Required work: Every line containing the word "right" needs to be found and copied.

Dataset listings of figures
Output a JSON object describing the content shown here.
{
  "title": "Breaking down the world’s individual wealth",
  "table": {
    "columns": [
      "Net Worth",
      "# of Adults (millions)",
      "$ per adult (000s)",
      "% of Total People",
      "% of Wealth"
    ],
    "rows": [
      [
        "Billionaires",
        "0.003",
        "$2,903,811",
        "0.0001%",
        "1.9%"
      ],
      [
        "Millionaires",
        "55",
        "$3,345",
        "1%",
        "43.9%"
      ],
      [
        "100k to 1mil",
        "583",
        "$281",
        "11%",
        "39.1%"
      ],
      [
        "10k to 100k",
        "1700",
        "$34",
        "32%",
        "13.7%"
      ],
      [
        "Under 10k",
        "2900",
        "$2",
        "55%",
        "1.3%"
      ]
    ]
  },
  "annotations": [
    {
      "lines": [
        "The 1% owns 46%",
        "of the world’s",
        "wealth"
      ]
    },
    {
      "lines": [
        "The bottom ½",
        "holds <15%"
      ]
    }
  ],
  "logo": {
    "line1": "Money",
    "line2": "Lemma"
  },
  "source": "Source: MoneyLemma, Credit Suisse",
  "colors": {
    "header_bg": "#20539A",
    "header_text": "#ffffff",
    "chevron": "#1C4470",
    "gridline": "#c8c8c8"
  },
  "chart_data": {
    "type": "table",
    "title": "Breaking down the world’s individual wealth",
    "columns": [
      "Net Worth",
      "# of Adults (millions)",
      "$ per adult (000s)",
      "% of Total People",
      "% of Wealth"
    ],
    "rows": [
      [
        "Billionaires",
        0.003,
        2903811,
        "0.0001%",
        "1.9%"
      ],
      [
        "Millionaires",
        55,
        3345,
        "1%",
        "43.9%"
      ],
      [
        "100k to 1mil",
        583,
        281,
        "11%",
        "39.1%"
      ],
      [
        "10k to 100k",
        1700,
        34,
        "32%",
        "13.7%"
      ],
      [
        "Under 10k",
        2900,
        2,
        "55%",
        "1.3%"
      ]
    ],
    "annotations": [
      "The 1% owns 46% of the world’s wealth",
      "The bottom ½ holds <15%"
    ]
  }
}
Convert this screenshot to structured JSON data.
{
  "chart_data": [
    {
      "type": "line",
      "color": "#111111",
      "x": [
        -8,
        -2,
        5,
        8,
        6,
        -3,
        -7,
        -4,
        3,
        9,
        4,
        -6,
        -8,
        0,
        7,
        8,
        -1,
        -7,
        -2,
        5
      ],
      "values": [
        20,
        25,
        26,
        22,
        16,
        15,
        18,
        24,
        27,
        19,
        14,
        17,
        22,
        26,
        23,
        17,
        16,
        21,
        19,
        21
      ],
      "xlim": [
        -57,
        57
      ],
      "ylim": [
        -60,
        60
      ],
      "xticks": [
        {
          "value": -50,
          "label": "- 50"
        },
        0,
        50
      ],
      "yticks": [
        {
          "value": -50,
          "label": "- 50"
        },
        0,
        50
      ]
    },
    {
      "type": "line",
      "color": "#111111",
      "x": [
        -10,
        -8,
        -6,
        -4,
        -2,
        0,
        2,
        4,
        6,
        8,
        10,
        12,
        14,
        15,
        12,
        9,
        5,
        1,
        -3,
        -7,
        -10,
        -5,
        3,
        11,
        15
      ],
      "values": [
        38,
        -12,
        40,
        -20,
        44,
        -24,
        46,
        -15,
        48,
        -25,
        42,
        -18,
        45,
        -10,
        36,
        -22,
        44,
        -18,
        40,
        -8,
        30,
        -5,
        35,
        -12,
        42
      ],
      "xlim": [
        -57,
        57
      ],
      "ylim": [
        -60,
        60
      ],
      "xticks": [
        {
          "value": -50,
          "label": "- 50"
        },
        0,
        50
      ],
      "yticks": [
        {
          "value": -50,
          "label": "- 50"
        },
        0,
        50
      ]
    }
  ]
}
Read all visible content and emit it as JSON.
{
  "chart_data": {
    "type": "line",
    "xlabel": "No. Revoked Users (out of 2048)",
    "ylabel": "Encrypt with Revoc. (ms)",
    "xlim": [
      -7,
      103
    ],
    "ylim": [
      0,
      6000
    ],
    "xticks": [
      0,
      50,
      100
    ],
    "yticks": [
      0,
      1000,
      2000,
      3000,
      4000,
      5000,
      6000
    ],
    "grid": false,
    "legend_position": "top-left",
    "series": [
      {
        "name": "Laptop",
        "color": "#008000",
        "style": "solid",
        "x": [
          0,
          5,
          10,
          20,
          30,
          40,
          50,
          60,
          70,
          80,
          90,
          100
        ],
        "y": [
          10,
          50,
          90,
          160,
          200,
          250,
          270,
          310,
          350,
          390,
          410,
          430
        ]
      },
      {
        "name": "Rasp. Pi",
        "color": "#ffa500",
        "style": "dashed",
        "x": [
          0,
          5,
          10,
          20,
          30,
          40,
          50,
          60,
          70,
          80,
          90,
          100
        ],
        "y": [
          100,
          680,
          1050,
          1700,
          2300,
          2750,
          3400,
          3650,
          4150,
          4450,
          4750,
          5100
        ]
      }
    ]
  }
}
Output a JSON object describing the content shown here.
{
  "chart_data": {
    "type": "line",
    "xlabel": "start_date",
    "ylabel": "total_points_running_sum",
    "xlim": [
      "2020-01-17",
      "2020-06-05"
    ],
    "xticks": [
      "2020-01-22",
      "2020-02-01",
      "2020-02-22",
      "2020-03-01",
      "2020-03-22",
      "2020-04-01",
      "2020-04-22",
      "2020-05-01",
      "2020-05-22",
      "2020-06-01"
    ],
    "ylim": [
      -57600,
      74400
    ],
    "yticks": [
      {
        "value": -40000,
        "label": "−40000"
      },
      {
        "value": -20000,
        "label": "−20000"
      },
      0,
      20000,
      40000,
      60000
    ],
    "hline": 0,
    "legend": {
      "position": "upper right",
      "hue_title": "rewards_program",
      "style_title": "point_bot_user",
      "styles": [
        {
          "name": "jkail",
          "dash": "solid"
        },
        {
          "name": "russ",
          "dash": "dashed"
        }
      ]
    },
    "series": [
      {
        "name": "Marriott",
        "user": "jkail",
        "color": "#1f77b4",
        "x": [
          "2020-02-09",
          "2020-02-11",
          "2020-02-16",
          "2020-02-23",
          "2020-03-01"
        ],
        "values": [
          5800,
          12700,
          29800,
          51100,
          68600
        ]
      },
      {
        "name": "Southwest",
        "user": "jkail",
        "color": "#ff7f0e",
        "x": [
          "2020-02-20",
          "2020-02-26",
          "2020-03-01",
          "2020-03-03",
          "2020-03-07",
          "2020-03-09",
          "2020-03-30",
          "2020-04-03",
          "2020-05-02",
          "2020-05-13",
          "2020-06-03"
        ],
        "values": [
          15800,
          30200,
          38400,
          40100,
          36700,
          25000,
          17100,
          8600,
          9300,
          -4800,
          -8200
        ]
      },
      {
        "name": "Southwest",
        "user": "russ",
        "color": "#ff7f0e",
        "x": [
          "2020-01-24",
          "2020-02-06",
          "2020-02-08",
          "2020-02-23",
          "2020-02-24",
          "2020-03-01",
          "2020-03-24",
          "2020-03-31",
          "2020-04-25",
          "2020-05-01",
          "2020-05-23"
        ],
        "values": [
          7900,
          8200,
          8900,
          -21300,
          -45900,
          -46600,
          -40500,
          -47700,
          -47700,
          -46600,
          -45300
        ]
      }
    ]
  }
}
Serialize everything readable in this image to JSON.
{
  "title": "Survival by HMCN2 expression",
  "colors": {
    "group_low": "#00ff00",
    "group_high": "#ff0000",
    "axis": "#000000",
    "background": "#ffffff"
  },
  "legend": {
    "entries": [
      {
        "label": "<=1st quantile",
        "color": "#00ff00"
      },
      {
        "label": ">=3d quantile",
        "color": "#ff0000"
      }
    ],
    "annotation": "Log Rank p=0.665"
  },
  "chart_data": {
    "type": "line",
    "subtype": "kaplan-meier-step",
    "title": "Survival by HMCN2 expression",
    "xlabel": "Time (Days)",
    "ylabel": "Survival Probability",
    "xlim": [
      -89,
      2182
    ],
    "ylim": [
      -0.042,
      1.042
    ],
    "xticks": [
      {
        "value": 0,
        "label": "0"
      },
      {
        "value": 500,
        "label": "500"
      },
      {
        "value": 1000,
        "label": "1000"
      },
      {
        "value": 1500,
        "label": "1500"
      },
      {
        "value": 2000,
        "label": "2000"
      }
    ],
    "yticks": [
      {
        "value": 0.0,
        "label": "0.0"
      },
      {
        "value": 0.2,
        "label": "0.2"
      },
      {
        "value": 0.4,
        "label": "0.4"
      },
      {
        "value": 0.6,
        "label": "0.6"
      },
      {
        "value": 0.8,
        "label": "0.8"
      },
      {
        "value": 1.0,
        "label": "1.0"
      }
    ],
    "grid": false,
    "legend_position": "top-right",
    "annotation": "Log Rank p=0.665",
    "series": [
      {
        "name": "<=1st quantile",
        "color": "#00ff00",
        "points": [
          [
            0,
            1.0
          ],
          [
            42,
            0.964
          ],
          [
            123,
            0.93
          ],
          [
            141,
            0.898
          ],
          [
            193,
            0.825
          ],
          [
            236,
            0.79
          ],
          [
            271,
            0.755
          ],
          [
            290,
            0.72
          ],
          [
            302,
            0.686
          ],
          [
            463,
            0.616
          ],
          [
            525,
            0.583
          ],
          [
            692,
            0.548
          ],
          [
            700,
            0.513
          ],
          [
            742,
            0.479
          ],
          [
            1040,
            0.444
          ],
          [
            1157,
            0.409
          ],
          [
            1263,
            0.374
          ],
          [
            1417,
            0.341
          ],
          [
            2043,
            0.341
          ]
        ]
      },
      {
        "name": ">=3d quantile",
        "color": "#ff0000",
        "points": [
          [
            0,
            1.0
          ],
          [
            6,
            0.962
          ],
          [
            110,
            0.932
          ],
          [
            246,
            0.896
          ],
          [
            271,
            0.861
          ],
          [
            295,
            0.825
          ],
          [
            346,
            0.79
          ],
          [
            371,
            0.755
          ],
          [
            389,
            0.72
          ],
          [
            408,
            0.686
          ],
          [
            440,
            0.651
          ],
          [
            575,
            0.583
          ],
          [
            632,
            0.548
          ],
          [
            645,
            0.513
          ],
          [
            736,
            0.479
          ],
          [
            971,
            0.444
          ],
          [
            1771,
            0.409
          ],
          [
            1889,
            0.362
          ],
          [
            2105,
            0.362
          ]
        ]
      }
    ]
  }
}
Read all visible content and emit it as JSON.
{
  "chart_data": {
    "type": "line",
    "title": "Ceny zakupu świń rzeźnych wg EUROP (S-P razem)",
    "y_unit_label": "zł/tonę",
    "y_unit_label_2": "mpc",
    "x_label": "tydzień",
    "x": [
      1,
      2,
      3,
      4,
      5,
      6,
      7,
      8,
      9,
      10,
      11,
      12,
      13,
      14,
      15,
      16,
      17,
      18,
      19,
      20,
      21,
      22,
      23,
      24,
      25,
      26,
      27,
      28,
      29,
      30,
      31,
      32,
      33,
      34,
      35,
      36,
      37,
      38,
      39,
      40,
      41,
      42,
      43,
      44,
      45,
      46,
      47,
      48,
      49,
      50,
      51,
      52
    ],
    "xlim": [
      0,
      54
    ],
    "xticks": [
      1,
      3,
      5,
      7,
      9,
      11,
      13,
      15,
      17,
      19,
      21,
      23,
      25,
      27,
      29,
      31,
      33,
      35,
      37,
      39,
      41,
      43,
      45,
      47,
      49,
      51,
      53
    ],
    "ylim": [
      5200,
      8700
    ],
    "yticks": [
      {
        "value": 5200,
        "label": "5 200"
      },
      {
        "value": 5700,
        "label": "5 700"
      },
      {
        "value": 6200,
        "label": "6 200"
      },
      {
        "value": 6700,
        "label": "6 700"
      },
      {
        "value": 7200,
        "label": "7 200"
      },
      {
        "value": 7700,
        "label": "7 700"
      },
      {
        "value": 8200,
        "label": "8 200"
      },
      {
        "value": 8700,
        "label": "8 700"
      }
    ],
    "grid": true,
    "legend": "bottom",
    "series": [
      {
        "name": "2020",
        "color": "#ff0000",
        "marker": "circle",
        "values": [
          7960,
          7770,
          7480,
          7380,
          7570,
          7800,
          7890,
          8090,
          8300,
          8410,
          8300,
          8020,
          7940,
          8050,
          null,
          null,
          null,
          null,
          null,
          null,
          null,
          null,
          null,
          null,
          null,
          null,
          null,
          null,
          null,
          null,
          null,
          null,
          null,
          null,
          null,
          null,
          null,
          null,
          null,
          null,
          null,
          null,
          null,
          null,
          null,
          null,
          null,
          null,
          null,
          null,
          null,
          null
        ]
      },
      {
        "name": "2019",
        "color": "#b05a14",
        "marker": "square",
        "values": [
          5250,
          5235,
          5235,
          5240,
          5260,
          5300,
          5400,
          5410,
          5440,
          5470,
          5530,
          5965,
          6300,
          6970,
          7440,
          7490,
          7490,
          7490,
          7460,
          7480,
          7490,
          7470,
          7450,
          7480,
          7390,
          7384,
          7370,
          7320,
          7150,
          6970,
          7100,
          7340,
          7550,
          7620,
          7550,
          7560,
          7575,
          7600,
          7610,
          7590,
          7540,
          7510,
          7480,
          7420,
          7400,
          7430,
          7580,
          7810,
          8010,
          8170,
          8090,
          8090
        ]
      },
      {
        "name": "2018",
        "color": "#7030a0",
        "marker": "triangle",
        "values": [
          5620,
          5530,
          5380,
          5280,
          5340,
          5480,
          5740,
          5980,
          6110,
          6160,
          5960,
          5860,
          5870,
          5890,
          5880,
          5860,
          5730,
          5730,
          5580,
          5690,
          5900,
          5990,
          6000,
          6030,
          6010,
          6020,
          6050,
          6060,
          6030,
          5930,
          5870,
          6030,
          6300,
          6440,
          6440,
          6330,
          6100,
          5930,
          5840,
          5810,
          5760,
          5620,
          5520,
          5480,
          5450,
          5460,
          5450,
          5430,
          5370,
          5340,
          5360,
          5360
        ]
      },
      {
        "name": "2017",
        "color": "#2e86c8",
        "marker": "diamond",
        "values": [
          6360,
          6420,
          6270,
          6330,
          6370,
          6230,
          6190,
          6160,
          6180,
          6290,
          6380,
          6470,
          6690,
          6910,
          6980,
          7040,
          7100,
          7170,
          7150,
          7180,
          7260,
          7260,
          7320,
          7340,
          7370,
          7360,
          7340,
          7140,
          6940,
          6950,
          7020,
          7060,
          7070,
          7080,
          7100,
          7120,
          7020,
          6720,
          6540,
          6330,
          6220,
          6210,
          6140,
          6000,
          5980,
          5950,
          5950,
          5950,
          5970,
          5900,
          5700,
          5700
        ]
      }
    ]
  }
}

Result:
      "position": "upper right",
    "legend_position": "top-right",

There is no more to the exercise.